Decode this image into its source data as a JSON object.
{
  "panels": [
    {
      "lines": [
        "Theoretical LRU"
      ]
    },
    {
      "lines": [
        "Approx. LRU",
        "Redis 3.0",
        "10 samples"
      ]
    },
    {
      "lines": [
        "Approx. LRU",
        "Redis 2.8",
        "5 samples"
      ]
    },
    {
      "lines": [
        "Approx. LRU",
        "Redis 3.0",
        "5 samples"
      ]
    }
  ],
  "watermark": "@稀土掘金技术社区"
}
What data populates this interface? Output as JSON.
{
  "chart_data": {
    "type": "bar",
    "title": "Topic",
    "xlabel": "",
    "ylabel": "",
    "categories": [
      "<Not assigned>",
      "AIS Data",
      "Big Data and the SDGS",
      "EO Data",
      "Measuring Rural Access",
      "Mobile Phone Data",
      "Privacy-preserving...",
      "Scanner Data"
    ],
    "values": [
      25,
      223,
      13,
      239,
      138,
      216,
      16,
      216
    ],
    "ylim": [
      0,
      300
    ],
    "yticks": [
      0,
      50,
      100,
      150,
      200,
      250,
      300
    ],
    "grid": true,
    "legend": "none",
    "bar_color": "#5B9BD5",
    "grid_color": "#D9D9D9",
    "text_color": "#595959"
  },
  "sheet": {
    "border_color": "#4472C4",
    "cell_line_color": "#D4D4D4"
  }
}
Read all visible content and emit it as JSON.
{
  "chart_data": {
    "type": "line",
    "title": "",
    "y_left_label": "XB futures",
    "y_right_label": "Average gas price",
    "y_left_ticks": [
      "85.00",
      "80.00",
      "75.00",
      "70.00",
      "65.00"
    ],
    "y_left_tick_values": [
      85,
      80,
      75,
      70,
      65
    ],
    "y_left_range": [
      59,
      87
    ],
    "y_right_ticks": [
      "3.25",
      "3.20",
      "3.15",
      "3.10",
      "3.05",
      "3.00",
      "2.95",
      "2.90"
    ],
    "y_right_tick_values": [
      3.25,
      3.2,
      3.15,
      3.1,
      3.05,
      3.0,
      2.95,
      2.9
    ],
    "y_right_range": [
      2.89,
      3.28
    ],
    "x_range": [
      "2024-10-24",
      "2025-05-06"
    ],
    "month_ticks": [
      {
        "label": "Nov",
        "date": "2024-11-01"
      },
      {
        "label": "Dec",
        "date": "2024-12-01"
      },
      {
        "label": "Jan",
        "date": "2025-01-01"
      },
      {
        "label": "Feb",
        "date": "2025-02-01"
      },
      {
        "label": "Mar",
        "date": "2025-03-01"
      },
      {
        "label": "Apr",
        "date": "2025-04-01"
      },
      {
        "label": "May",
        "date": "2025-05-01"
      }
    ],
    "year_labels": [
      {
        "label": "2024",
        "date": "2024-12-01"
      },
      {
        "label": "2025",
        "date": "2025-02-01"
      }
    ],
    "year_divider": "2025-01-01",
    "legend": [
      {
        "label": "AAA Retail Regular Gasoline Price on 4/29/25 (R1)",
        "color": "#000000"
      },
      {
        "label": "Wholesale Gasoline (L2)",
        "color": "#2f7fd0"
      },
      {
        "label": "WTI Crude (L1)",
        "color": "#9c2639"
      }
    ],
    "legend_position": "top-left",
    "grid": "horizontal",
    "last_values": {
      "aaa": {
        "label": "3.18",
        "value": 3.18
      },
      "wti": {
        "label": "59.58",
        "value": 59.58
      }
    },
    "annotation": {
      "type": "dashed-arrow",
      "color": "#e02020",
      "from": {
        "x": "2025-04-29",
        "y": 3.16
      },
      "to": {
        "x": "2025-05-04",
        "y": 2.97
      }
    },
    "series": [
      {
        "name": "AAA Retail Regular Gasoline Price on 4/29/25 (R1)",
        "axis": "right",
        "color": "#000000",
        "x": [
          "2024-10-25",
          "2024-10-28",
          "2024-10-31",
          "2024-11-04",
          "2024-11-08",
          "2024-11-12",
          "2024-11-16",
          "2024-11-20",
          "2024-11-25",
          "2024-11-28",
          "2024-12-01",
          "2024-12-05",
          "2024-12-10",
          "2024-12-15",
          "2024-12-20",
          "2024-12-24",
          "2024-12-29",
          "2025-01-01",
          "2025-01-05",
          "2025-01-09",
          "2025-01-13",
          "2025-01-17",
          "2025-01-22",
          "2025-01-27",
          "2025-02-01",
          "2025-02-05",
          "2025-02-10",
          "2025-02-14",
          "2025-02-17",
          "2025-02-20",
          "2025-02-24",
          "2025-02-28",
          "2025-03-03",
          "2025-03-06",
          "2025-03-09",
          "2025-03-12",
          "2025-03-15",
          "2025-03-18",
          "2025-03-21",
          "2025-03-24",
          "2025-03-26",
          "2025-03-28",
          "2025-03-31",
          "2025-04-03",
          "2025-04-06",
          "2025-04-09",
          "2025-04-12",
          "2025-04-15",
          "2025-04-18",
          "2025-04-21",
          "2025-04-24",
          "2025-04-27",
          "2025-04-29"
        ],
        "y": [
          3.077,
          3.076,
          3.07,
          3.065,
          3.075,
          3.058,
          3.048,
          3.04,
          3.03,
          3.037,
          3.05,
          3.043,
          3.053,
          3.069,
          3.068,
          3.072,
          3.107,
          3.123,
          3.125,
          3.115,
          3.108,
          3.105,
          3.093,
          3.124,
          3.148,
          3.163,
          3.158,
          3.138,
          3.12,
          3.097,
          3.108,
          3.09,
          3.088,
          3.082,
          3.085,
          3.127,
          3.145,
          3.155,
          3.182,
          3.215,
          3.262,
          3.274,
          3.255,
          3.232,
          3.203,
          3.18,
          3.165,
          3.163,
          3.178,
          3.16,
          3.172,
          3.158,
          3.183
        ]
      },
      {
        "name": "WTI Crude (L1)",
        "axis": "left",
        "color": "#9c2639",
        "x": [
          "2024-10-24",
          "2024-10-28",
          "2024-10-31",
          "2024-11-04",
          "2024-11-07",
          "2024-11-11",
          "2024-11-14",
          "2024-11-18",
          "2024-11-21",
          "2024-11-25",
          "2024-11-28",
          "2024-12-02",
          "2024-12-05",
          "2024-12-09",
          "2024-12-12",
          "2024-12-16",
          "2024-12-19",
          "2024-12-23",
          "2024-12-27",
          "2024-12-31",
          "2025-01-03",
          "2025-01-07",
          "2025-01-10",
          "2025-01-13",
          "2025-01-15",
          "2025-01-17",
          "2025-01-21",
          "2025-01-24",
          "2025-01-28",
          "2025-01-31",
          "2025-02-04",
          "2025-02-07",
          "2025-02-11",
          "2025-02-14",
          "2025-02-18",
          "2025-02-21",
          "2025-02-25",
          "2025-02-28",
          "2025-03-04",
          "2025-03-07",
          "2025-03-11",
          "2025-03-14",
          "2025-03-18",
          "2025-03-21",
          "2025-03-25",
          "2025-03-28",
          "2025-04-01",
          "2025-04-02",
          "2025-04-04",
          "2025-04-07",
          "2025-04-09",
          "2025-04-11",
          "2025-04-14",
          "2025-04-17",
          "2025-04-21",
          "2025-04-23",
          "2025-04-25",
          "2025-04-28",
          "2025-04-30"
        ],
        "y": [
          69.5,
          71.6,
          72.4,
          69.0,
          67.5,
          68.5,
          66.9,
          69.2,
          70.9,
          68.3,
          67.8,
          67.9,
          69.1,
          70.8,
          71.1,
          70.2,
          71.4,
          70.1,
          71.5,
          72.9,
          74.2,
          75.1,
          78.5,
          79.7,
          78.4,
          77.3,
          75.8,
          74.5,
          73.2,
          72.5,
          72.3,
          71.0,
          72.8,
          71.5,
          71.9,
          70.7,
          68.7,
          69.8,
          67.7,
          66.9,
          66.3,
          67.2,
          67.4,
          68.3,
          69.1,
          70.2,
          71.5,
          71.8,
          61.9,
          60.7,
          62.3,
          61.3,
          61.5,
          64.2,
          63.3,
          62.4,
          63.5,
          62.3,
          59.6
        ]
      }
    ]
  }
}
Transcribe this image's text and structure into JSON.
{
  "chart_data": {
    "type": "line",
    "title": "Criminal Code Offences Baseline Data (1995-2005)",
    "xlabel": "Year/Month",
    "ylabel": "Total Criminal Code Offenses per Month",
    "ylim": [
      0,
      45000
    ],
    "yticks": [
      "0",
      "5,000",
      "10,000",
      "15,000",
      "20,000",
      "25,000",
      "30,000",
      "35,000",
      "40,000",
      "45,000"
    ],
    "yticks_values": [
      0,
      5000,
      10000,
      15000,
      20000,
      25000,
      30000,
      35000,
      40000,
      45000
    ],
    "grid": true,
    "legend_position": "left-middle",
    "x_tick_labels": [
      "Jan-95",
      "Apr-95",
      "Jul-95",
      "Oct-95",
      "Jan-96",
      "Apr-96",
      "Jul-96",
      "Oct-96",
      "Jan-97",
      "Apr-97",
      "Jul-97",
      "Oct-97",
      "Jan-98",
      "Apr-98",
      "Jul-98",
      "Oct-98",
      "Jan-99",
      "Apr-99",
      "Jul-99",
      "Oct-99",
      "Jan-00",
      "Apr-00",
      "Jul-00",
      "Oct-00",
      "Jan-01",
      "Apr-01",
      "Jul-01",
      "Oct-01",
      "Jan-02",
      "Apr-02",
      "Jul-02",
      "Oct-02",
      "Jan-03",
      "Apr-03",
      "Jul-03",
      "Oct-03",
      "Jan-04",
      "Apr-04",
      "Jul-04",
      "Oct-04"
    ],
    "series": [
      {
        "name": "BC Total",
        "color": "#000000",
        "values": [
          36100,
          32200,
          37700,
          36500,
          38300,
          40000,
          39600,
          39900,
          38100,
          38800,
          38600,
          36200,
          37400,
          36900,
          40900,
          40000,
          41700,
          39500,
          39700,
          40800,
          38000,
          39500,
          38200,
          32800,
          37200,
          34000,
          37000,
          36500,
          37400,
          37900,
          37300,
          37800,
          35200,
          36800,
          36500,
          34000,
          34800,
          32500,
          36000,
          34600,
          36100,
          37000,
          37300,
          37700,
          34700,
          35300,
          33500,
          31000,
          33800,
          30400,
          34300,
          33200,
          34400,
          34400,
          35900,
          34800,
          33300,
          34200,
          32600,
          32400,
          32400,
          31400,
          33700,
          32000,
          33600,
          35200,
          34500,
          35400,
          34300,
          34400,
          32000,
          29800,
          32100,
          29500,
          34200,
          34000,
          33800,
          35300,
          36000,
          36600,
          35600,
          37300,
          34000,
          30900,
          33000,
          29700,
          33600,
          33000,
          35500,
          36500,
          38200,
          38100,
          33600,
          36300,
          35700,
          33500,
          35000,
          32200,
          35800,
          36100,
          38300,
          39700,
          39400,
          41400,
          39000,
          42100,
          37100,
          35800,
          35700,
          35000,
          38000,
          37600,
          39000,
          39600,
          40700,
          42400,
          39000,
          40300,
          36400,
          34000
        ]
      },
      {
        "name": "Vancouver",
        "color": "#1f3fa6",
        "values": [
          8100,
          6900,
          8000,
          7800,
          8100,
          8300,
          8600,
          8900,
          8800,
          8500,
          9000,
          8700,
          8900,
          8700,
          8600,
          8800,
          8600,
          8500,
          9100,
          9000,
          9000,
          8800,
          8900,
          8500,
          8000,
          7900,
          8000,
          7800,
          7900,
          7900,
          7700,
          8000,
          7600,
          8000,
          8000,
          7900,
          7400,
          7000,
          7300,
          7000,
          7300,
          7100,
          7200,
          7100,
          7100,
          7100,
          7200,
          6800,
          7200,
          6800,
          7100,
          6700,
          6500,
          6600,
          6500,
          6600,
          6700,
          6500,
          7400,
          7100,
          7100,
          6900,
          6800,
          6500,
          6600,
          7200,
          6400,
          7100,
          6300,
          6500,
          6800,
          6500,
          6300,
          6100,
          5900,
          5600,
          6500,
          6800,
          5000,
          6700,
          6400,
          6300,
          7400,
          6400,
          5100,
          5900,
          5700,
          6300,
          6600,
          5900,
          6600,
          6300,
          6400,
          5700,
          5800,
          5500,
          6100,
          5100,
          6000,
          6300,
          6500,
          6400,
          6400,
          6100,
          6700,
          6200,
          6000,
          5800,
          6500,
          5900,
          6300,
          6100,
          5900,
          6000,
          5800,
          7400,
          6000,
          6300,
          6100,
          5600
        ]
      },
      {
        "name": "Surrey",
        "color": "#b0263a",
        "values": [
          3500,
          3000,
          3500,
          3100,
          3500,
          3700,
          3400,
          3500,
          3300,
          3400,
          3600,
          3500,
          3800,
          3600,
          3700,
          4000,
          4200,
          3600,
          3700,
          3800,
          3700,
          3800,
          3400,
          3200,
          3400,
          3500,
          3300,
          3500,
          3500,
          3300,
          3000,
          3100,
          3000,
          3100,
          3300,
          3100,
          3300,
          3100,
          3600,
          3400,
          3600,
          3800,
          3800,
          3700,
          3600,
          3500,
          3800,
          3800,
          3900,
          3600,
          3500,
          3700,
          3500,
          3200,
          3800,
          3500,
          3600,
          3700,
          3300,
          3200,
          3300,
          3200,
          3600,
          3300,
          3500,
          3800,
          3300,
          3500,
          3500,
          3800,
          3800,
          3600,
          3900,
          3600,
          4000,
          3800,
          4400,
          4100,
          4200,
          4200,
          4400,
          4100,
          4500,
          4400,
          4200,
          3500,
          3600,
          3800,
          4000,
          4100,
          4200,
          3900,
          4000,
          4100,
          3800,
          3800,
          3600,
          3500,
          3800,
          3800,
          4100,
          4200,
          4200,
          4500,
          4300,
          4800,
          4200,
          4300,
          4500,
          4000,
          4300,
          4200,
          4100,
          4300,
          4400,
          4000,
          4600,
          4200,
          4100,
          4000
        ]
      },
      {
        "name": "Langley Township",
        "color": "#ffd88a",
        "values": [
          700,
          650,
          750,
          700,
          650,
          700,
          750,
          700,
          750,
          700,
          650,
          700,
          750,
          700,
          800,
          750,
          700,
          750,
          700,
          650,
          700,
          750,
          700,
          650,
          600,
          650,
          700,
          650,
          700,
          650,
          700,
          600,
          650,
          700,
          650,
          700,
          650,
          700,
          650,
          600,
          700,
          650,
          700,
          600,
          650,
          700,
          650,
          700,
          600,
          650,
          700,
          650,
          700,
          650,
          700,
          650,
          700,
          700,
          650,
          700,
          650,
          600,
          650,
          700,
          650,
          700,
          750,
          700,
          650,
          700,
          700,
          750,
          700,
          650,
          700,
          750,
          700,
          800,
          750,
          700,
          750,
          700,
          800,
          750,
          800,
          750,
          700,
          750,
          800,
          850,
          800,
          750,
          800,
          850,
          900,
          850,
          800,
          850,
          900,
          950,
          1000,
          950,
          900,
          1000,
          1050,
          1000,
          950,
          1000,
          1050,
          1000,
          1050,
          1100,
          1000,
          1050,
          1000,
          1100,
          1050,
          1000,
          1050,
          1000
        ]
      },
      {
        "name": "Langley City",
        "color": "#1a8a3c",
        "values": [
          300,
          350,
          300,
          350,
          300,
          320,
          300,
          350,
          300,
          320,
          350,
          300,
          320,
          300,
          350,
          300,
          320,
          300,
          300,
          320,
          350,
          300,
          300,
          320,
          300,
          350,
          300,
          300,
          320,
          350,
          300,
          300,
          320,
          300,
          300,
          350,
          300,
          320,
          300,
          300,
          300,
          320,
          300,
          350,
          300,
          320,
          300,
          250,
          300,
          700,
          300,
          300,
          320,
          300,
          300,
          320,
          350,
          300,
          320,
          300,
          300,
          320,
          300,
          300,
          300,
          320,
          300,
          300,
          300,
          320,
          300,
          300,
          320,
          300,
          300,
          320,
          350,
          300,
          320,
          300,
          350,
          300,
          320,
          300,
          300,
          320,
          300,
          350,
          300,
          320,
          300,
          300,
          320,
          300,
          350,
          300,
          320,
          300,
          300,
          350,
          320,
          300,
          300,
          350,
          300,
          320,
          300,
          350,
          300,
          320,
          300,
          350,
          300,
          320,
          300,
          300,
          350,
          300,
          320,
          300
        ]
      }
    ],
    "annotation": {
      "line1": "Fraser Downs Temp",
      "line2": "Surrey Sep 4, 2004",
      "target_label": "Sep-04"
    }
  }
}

● ● ●

▶ [DIRECTION]: Count every line in the data where the string "this" occurs. Give nothing except the number.

▶ [ANSWER BELOW]: 3